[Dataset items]
►

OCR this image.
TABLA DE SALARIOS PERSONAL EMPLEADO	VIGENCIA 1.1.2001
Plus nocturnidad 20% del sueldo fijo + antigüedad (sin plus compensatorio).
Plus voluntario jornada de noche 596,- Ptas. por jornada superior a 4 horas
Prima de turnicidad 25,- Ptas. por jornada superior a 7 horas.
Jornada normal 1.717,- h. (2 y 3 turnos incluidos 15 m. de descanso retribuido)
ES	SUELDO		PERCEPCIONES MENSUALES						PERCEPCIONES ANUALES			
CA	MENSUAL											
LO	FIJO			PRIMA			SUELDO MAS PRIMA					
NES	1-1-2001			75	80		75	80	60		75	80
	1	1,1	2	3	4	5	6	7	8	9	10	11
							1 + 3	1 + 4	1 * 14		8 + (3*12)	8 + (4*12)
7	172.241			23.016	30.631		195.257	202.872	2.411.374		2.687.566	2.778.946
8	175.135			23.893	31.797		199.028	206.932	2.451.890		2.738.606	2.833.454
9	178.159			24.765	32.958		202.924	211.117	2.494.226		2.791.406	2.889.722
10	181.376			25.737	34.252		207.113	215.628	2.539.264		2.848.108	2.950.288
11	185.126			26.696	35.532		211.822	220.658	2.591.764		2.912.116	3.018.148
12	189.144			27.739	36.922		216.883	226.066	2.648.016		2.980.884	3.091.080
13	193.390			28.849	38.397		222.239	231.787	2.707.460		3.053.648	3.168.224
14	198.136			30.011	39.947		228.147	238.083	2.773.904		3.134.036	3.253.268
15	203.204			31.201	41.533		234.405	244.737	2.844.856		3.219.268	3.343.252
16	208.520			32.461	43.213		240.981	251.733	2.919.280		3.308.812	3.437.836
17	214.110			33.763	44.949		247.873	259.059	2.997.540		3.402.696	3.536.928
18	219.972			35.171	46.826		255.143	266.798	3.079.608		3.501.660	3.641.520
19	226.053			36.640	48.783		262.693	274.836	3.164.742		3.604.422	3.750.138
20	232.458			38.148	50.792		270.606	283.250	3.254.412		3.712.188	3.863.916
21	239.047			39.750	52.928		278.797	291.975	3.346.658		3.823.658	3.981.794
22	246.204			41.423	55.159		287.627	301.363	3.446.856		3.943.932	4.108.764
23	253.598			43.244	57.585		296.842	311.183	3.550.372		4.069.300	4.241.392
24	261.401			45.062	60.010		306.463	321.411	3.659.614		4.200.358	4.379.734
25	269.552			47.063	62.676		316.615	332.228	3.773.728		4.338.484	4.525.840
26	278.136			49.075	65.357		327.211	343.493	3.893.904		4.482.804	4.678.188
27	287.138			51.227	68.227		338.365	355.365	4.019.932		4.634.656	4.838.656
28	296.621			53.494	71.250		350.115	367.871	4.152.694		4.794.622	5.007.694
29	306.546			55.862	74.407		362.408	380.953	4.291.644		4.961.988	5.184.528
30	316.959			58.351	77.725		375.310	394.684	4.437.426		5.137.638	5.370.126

◄
►

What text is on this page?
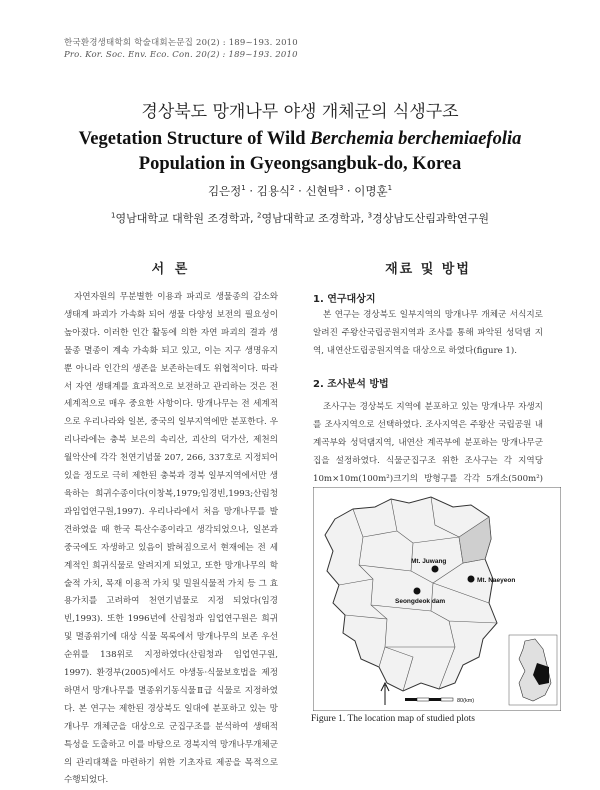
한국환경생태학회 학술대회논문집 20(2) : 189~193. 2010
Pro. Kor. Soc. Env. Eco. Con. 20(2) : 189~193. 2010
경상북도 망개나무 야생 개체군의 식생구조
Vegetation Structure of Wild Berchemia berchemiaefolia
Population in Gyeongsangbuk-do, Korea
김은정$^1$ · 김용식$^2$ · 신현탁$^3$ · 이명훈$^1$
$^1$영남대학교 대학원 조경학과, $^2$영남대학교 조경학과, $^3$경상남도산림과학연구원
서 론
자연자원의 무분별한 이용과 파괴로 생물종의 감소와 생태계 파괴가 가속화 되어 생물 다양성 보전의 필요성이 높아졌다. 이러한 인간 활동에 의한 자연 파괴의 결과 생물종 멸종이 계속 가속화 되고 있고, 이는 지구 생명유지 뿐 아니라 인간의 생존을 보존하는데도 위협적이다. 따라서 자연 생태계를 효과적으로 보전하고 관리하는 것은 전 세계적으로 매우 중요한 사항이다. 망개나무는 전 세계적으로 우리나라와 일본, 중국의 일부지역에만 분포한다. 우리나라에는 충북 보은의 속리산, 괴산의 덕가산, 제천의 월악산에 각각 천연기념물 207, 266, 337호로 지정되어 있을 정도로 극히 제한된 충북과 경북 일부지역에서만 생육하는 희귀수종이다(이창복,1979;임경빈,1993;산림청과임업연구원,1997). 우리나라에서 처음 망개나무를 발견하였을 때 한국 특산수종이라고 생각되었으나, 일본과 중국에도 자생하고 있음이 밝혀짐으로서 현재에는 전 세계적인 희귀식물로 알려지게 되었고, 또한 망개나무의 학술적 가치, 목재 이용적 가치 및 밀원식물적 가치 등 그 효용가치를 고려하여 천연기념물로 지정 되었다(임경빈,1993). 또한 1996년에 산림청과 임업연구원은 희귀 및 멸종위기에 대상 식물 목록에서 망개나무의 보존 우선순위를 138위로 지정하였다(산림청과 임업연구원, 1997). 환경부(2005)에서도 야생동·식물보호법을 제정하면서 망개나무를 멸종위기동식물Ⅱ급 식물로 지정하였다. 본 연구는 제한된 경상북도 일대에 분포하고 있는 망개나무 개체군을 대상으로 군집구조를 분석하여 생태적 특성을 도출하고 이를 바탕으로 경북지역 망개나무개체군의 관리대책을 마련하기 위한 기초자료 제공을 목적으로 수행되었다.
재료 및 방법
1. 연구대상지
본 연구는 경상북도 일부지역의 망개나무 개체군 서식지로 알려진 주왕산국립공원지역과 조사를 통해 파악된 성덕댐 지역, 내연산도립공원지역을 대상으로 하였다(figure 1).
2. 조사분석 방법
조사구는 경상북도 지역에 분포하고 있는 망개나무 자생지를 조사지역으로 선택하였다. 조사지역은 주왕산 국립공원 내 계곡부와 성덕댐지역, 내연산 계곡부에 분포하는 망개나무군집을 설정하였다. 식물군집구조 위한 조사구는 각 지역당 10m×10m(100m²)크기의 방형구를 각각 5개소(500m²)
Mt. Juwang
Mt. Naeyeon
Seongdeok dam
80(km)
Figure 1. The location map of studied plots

◄

- WHAT THE EXERCISE ASKS:
Which lines in the data above contain "Ptas"? Show each one.

- COMPLETE OUTPUT:
Plus voluntario jornada de noche 596,- Ptas. por jornada superior a 4 horas
Prima de turnicidad 25,- Ptas. por jornada superior a 7 horas.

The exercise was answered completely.